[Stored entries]
• • • • •
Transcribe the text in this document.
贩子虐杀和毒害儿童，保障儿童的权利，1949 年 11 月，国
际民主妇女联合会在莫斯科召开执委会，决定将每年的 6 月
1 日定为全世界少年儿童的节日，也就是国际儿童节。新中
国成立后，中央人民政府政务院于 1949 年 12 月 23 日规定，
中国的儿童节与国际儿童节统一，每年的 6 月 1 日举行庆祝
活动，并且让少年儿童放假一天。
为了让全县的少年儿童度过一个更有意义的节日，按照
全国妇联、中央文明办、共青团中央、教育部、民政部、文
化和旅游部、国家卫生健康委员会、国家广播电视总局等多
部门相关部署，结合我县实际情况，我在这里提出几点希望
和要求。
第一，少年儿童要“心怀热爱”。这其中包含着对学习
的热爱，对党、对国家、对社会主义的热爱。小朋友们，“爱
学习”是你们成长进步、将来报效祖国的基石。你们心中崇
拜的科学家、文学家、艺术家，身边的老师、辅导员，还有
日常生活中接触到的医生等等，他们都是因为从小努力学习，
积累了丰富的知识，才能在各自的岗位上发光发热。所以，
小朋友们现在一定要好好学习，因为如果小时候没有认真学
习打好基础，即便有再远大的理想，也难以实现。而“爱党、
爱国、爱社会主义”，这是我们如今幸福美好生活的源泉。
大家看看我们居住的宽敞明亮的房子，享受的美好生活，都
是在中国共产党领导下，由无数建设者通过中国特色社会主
• • • • •
Task to complete -> Copy each line of the data above without altering a single character.

Full output ->
Transcribe the text in this document.
贩子虐杀和毒害儿童，保障儿童的权利，1949 年 11 月，国
际民主妇女联合会在莫斯科召开执委会，决定将每年的 6 月
1 日定为全世界少年儿童的节日，也就是国际儿童节。新中
国成立后，中央人民政府政务院于 1949 年 12 月 23 日规定，
中国的儿童节与国际儿童节统一，每年的 6 月 1 日举行庆祝
活动，并且让少年儿童放假一天。
为了让全县的少年儿童度过一个更有意义的节日，按照
全国妇联、中央文明办、共青团中央、教育部、民政部、文
化和旅游部、国家卫生健康委员会、国家广播电视总局等多
部门相关部署，结合我县实际情况，我在这里提出几点希望
和要求。
第一，少年儿童要“心怀热爱”。这其中包含着对学习
的热爱，对党、对国家、对社会主义的热爱。小朋友们，“爱
学习”是你们成长进步、将来报效祖国的基石。你们心中崇
拜的科学家、文学家、艺术家，身边的老师、辅导员，还有
日常生活中接触到的医生等等，他们都是因为从小努力学习，
积累了丰富的知识，才能在各自的岗位上发光发热。所以，
小朋友们现在一定要好好学习，因为如果小时候没有认真学
习打好基础，即便有再远大的理想，也难以实现。而“爱党、
爱国、爱社会主义”，这是我们如今幸福美好生活的源泉。
大家看看我们居住的宽敞明亮的房子，享受的美好生活，都
是在中国共产党领导下，由无数建设者通过中国特色社会主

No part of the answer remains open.